> **Tasks**:
- A) In the wetlands piece, how long did the writer expect the wetlands to take to heal?
- B) Copy the part of the wetlands piece starting at "I rarely get" and ending at "to the encampment.".

> **Source text**:
-------------------------
The Destruction of a Wetlands (Part 2)

Was I happy at the sweep? Yes, I admit I was. I wanted the miscreants out of the wetlands. It would take half a decade to heal, but it would. I knew that from my years of work as a member and coordinator of a coastal watershed council and my decade-long tenure as a caretaker of the Nestucca Bay National Wildlife Refuge, where I helped restores acres and acres of wrecked land to fuller ecology.

I made my way down the hill and to the shoulder. Someone had spray painted many of the blocks with words of protest. The words were:

The blocks kill

Stop the sweeps

Fuck the government

Fuck the city

Fuck ur $

Fuck ur laws

Fuck NIMBYS

Fuck you

Fuck me

People lived here

My initial reaction to the writer was: fuck you! With the effort and cost expended writing these words, you might have done something far more helpful to better your plight or the wetlands you are murdering with your habitation.

I also laughed at the mention of NIMBY. These people bitching about NIMBY were destroying the homes, front yards and back yards of hundreds of species of flora and fauna with their malicious residency. Go ahead and ruin the concrete under an off ramp of a freeway but don’t ruin an ecosystem and wipe out habitat for a rare species.

We don’t allow the willful destruction of a rare species of flora or fauna in the construction of dams and resorts or because of logging and mining operations. Why allow it here?

I rarely get angry in my interactions with the homeless, but this was one of them.

And then I began investigating the encampment and I got even more angry.

I crossed the road and walked between two of the blocks. I stood on the shoulder and looked down the embankment to the encampment.

It had not been swept. The wetlands had not been cleaned up. There were more discarded appliances and several shelving units.
-------------------------
> **Source material**:
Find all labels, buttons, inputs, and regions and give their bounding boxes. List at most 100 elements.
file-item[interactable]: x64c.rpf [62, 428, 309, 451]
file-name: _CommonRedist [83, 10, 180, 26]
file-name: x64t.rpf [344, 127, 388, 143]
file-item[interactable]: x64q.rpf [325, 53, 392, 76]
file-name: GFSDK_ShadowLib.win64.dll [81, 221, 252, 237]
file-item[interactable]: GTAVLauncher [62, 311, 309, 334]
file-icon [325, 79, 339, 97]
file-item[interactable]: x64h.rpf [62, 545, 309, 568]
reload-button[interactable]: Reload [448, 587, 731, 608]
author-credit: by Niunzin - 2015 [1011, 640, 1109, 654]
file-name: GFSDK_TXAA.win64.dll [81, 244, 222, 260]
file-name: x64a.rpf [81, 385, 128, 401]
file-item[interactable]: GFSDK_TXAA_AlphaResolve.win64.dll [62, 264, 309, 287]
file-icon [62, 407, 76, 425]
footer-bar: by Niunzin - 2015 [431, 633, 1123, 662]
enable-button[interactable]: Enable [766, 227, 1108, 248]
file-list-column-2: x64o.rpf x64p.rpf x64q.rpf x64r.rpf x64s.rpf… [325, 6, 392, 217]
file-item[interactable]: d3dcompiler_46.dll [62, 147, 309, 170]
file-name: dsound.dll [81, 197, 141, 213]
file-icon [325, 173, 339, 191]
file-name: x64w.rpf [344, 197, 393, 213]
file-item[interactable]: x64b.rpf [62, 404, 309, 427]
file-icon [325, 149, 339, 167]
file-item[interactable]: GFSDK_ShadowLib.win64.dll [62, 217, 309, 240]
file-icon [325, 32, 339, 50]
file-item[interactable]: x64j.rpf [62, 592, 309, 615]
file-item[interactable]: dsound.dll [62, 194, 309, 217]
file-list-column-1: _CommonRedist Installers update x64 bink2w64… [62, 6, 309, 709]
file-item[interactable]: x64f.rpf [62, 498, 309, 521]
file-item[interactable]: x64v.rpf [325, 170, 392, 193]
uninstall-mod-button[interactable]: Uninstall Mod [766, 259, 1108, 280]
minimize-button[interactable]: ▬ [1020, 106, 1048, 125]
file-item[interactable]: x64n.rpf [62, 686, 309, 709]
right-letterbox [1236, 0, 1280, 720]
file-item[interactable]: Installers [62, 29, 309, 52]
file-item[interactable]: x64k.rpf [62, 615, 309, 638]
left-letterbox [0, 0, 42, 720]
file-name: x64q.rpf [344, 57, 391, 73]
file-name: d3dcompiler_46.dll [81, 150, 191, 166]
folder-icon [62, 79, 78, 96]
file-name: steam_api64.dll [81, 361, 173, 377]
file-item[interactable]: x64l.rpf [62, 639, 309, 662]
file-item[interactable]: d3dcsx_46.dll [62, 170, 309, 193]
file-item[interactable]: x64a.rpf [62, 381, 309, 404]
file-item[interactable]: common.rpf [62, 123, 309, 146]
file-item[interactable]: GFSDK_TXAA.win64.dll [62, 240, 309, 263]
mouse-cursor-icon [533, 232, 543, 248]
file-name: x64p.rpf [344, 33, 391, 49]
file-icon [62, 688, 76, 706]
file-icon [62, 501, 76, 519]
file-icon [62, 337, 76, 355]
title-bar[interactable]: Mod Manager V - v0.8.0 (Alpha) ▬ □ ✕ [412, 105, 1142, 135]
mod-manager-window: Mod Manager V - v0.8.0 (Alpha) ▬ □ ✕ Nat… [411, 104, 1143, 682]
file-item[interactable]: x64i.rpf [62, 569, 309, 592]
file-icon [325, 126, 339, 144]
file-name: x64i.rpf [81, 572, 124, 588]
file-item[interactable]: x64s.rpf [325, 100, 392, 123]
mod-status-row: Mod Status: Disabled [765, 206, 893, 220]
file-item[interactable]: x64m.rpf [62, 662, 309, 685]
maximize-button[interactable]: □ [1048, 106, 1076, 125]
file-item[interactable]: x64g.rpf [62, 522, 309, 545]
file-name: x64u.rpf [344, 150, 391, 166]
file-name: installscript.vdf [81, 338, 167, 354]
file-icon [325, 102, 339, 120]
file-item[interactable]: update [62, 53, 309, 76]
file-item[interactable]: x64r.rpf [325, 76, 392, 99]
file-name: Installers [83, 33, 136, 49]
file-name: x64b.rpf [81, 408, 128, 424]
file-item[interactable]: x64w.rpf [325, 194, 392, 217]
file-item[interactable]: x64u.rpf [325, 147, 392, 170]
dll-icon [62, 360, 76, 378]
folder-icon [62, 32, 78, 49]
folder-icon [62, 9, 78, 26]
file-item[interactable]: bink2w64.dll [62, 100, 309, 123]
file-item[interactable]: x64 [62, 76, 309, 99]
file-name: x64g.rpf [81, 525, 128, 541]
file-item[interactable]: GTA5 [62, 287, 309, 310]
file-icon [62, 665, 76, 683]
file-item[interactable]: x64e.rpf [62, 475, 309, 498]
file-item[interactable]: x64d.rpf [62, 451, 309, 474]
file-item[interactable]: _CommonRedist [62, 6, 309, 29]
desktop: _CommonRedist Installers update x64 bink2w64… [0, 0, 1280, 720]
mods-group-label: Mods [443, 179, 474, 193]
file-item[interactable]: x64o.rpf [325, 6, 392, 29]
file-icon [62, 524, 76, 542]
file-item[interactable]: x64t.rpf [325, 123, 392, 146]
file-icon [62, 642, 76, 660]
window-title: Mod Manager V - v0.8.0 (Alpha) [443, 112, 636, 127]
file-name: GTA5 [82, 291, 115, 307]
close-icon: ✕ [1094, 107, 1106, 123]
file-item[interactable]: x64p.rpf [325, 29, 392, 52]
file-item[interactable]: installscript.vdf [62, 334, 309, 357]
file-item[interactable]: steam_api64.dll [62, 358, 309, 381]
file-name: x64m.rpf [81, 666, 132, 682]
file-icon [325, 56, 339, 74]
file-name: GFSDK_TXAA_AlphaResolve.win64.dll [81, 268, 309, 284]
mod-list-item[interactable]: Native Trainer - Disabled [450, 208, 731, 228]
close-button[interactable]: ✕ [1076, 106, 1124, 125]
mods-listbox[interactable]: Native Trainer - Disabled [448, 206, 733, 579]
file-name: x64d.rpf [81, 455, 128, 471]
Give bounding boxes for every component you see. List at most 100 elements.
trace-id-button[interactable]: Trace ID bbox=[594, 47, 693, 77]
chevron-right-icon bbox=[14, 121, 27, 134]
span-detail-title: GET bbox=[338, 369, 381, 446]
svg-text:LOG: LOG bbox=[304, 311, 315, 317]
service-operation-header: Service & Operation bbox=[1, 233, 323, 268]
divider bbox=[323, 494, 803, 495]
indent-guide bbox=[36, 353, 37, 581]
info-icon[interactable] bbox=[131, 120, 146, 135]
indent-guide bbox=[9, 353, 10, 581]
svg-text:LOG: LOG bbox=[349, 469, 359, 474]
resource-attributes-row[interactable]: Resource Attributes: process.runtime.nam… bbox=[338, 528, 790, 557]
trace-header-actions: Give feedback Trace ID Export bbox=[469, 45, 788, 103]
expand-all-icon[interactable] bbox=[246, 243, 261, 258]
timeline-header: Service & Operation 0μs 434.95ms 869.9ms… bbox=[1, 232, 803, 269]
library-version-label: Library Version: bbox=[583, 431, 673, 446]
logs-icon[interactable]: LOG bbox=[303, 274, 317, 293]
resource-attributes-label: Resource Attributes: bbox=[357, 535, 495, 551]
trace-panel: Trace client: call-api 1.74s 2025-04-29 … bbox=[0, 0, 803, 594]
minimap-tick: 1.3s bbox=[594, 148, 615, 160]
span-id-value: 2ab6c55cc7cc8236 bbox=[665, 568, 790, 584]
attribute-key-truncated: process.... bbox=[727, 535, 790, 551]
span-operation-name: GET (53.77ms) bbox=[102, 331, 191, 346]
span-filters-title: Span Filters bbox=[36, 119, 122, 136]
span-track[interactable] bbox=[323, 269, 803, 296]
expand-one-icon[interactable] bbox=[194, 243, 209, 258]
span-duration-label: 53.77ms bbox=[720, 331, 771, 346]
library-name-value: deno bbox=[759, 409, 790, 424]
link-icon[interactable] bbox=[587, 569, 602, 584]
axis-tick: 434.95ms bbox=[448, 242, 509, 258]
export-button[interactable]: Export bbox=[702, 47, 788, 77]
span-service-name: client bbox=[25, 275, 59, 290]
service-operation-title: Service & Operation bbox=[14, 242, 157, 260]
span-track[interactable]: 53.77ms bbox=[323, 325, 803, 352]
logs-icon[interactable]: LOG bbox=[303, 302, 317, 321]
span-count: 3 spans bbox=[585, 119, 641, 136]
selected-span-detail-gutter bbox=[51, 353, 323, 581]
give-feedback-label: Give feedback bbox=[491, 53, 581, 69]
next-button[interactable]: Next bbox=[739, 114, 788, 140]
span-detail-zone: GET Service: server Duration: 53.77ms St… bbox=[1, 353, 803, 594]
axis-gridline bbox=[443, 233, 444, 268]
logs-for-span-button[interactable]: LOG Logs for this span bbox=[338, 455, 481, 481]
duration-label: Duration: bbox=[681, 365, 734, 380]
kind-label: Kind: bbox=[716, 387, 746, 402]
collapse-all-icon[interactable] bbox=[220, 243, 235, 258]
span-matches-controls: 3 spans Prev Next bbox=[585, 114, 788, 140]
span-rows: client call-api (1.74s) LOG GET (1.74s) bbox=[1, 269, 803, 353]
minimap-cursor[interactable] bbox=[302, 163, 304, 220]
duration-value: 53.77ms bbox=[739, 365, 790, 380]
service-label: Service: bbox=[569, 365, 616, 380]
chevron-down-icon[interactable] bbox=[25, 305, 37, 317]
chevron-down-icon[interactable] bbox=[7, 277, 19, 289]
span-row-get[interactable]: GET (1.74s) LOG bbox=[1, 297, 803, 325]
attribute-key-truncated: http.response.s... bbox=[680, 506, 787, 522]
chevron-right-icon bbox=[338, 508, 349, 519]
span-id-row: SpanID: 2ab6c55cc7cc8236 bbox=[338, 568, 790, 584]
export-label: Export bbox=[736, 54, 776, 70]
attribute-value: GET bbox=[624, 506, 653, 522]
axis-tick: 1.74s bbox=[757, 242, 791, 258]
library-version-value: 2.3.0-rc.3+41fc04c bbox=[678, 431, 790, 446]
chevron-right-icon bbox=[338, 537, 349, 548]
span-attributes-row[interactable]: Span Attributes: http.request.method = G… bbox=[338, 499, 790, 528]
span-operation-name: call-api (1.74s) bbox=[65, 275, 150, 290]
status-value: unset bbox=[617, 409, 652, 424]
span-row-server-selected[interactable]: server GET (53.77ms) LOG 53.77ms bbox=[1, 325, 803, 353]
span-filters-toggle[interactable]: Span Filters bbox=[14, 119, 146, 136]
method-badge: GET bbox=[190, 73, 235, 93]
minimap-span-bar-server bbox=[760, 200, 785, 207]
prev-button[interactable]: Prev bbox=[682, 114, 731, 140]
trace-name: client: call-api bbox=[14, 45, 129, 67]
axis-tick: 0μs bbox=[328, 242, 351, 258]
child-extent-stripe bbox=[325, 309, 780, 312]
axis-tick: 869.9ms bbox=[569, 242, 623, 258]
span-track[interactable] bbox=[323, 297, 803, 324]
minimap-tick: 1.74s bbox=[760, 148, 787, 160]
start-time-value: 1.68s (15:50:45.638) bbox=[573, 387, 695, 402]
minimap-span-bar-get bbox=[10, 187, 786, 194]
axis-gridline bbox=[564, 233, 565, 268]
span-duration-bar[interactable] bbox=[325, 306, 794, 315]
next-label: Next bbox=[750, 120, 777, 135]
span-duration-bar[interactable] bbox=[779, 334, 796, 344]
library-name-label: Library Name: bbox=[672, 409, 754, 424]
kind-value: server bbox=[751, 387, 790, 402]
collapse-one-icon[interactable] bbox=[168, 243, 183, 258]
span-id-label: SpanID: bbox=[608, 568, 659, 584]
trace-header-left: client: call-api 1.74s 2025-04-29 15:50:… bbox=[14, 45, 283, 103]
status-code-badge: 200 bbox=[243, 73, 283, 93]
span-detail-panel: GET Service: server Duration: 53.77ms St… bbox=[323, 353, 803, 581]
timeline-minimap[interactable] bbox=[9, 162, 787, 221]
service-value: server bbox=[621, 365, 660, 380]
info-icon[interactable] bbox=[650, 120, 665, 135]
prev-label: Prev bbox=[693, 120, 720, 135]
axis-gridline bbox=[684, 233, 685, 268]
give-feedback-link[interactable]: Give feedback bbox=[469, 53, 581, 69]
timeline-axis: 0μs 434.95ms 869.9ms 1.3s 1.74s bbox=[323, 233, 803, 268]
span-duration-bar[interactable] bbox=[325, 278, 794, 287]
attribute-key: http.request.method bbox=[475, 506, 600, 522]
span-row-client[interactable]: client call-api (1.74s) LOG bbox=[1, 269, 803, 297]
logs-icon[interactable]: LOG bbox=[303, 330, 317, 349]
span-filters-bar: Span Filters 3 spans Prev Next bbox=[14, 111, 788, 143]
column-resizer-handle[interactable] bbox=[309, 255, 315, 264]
-------------------------
> **Written answers**:
- A) Half a decade.

- B)
I rarely get angry in my interactions with the homeless, but this was one of them.

And then I began investigating the encampment and I got even more angry.

I crossed the road and walked between two of the blocks. I stood on the shoulder and looked down the embankment to the encampment.